- STATED PROBLEM -
In the data below, locate each line with the word "structured" and list it.

- GIVEN RECORDS -

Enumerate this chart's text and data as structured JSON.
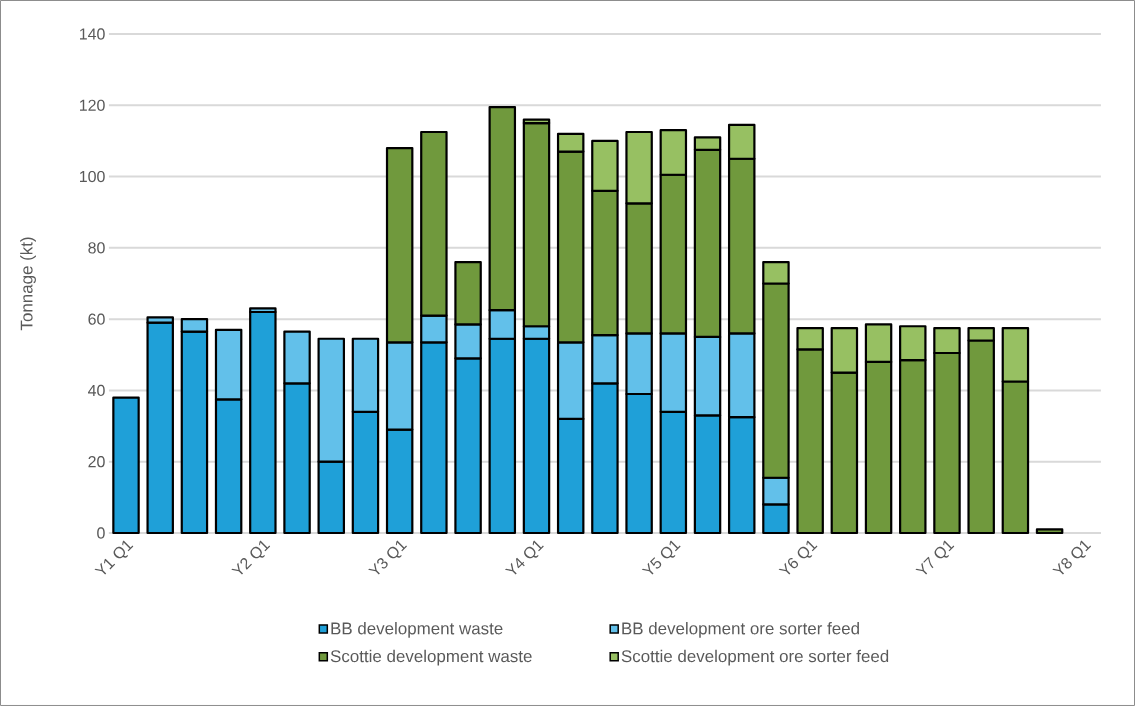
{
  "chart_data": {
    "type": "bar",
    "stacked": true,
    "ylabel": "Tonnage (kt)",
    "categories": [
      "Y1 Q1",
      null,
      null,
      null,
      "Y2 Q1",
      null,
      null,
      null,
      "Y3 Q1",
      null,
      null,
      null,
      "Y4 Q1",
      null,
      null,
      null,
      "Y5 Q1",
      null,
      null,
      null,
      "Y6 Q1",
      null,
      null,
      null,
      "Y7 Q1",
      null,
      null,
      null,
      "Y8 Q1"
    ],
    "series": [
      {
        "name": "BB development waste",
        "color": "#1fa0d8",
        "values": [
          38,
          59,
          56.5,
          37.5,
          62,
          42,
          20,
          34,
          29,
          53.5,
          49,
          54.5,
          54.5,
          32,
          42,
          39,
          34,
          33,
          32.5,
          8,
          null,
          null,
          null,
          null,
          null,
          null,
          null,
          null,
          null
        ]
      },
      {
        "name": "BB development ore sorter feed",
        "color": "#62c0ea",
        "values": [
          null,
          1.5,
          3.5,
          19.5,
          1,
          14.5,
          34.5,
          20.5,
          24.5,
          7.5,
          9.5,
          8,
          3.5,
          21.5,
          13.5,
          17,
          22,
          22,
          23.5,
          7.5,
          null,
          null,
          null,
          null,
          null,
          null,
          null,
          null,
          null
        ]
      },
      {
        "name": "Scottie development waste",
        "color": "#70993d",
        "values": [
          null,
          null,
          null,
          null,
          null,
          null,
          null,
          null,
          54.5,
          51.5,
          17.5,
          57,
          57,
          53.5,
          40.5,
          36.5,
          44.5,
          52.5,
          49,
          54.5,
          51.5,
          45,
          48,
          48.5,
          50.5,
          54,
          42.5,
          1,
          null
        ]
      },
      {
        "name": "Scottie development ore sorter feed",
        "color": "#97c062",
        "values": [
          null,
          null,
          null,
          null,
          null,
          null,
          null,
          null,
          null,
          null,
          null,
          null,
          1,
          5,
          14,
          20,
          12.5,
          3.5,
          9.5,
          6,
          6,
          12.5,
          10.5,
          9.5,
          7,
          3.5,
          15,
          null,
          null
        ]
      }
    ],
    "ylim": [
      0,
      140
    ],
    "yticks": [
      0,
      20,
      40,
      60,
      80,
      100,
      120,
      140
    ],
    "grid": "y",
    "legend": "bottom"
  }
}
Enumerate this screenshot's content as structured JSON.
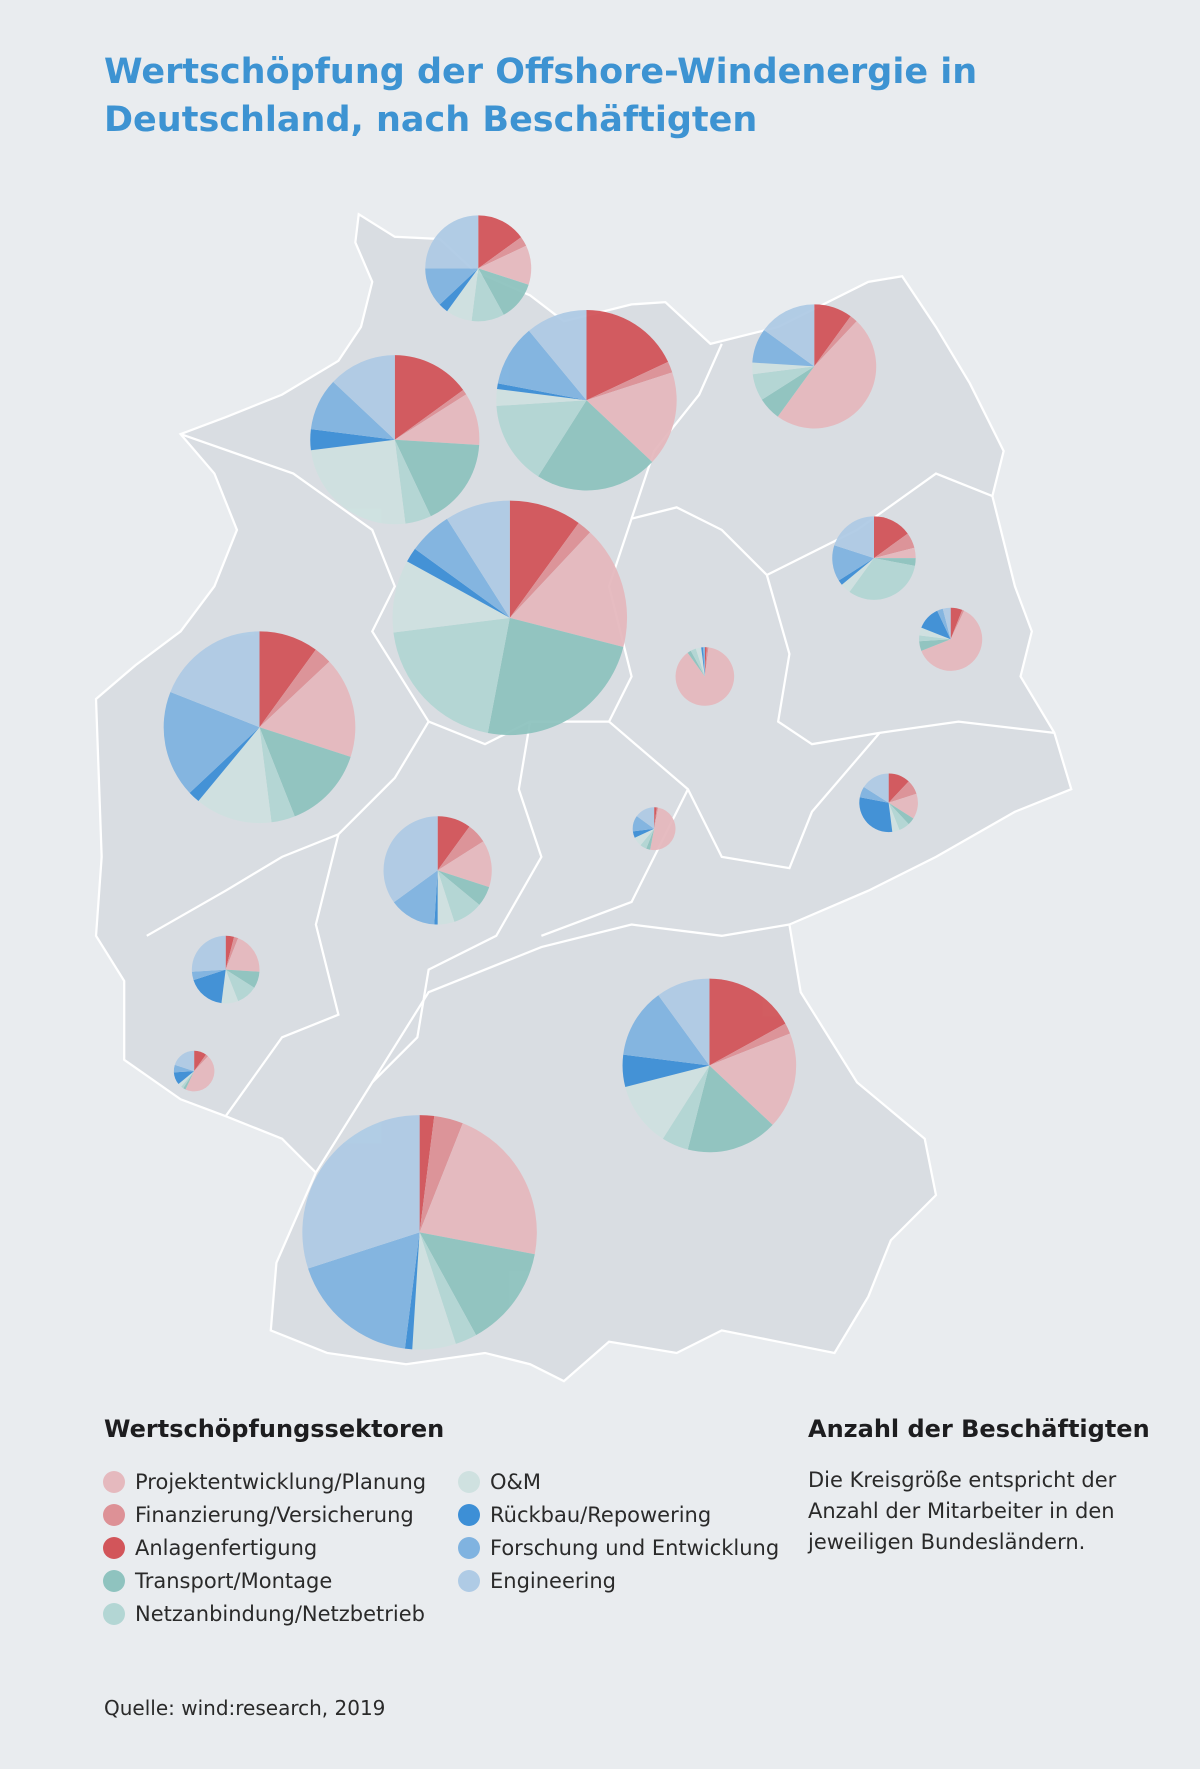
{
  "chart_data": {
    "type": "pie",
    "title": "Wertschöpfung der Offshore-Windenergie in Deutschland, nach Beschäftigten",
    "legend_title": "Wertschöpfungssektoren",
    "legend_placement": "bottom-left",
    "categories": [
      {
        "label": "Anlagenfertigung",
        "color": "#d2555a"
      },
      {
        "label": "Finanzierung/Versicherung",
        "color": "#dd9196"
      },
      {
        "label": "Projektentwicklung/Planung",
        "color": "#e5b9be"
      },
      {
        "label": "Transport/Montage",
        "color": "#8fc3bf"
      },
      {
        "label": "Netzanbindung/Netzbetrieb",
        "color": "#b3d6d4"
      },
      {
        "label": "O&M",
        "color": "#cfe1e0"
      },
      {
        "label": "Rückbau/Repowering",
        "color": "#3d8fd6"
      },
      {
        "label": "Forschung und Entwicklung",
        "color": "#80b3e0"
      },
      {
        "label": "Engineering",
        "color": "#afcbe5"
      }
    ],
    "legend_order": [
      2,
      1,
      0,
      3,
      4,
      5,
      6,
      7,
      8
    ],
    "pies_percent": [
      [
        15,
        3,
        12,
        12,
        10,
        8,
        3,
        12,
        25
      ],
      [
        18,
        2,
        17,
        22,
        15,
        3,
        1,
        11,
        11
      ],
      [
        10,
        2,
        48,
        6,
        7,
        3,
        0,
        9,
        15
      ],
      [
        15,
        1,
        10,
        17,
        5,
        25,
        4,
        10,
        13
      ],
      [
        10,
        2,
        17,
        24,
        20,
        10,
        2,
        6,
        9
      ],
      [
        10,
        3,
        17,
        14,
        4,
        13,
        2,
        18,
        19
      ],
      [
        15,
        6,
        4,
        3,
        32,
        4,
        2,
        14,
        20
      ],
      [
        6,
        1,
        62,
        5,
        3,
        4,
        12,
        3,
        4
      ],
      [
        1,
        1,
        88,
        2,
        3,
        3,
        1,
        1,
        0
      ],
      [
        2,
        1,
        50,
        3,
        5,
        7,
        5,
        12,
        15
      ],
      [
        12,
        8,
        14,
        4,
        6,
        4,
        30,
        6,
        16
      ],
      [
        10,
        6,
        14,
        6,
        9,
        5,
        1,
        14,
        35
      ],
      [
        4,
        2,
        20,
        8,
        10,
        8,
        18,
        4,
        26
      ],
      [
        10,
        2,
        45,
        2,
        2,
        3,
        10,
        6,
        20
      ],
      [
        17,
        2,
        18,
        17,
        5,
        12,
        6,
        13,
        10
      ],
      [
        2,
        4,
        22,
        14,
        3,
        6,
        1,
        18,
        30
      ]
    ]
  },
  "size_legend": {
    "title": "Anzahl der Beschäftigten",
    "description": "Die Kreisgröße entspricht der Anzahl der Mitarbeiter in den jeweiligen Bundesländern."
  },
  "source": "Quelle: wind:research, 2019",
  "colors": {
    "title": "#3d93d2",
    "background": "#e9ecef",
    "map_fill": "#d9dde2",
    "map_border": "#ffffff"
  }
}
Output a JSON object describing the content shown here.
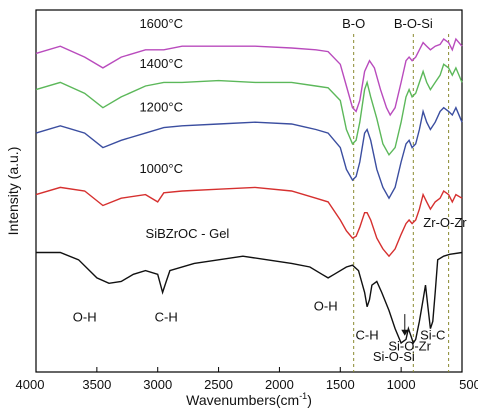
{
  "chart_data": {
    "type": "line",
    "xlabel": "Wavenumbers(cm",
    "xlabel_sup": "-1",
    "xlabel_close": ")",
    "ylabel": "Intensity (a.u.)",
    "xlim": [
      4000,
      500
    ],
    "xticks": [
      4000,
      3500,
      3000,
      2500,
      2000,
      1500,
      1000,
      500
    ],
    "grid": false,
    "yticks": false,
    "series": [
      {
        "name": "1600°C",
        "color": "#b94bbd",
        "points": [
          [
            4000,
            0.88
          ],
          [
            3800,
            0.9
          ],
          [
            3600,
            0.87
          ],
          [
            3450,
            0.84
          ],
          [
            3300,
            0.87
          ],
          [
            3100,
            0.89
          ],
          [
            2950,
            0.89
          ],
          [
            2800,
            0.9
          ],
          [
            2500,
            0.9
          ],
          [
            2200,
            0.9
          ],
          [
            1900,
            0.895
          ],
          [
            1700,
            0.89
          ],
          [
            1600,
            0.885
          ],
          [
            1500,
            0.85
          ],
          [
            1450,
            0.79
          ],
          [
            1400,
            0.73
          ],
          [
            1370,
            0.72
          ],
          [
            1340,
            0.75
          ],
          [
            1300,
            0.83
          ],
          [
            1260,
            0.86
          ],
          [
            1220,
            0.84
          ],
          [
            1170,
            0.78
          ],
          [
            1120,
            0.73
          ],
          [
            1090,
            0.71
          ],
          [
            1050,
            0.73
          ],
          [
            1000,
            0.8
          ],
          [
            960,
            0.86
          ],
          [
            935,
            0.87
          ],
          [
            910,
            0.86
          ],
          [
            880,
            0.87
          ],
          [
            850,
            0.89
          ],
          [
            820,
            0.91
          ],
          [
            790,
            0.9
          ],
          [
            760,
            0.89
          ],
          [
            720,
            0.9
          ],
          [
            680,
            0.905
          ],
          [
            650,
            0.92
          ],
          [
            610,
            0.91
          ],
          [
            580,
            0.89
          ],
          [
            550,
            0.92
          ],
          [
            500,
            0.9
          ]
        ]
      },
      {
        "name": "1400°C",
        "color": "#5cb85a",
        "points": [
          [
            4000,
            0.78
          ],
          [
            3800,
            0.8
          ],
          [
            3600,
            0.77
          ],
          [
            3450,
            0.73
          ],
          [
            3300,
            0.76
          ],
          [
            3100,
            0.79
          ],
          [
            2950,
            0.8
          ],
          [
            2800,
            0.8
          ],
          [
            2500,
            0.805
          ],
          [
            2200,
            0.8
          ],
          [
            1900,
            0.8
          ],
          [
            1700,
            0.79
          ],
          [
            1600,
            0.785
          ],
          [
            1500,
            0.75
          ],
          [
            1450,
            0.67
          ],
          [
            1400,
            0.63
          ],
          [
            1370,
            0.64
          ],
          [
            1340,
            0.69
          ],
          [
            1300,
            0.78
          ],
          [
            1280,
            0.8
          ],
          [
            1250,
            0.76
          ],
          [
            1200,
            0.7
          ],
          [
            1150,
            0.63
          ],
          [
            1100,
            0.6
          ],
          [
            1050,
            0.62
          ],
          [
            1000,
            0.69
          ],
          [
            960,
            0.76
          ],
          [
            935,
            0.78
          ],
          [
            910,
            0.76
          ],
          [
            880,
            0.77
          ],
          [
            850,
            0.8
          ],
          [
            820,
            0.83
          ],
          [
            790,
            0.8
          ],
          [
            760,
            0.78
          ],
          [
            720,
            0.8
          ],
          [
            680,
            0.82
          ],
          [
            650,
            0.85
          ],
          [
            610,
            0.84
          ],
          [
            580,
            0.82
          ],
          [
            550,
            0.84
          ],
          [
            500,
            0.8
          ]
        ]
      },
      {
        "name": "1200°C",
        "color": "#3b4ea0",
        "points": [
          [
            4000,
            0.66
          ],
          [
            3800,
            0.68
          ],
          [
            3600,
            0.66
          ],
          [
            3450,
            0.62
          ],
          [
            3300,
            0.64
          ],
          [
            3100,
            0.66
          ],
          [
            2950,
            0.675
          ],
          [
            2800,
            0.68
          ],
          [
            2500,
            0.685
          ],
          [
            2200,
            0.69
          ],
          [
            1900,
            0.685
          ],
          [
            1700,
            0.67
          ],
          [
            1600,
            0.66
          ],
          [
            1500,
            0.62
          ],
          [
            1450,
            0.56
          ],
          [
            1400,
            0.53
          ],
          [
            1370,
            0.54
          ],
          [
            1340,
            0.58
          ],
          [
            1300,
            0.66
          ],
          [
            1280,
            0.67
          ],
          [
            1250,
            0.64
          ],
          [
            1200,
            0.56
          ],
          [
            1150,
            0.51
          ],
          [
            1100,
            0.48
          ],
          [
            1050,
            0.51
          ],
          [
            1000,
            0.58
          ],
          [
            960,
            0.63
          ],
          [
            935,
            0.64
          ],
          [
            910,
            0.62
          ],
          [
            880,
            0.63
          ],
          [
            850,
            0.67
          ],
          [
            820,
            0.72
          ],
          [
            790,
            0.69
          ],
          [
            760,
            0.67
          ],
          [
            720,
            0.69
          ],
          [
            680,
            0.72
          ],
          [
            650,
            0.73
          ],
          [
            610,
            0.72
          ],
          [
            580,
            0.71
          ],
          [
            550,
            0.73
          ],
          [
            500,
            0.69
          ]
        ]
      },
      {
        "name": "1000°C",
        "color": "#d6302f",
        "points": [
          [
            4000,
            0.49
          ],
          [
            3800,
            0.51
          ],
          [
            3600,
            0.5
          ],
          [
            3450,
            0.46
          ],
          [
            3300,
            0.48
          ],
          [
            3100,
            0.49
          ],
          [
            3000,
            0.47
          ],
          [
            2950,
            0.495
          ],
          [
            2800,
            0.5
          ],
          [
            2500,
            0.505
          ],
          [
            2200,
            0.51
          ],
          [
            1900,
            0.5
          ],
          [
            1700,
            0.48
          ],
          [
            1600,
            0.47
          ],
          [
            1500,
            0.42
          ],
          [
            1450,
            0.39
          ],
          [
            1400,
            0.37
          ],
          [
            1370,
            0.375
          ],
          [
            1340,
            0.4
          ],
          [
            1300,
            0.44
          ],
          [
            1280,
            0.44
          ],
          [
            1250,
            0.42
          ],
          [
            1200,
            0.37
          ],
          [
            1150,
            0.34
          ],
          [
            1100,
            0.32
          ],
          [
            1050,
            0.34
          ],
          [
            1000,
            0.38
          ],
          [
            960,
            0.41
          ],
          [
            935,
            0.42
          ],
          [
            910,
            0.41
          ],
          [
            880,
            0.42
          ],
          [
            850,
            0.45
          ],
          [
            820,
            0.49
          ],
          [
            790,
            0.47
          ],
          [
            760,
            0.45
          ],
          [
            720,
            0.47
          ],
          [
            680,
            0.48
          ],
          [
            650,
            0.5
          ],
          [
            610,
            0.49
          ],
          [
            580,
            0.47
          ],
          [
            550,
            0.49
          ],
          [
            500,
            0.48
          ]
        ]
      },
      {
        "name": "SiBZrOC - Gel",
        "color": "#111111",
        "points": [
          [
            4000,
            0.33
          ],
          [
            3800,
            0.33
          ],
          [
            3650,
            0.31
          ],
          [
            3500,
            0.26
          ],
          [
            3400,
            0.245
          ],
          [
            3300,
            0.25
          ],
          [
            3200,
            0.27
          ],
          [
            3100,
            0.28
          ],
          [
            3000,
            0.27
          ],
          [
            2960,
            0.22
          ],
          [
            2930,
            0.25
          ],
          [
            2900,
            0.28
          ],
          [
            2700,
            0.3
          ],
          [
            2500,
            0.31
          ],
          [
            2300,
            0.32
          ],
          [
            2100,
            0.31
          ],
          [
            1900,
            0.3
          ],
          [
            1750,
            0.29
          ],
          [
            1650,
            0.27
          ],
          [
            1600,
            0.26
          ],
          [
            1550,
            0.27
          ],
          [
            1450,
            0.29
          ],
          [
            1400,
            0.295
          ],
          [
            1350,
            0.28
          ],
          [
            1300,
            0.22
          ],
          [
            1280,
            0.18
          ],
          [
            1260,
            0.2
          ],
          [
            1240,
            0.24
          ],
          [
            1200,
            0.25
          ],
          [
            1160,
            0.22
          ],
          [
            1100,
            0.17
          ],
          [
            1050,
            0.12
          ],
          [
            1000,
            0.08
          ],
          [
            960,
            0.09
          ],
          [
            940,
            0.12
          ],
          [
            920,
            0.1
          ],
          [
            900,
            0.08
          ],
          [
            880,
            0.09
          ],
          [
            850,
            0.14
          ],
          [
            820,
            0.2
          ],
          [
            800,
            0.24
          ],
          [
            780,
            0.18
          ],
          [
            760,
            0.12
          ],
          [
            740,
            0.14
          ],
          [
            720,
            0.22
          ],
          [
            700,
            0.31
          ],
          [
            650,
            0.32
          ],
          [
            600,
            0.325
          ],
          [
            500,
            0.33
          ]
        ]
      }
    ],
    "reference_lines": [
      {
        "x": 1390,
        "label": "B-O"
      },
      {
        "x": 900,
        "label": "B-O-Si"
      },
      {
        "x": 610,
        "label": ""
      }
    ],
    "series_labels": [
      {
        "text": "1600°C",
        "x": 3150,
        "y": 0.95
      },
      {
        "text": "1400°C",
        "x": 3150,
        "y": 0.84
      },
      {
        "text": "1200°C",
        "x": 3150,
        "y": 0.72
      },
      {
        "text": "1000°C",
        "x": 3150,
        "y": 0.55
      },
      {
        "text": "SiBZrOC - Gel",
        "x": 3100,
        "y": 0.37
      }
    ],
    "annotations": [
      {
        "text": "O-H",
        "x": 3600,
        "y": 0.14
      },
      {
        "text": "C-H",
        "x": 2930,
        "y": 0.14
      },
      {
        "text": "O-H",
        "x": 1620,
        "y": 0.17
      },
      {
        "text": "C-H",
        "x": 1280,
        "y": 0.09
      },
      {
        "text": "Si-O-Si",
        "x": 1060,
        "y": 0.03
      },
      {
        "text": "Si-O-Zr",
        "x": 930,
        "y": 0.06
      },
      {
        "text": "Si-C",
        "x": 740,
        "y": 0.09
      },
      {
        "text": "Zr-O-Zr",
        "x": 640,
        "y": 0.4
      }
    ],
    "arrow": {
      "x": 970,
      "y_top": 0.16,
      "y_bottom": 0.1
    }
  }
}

- EXPECTED ANSWER -
Enumerate this chart's text and data as structured JSON.
Enumerate this screenshot's content as structured JSON.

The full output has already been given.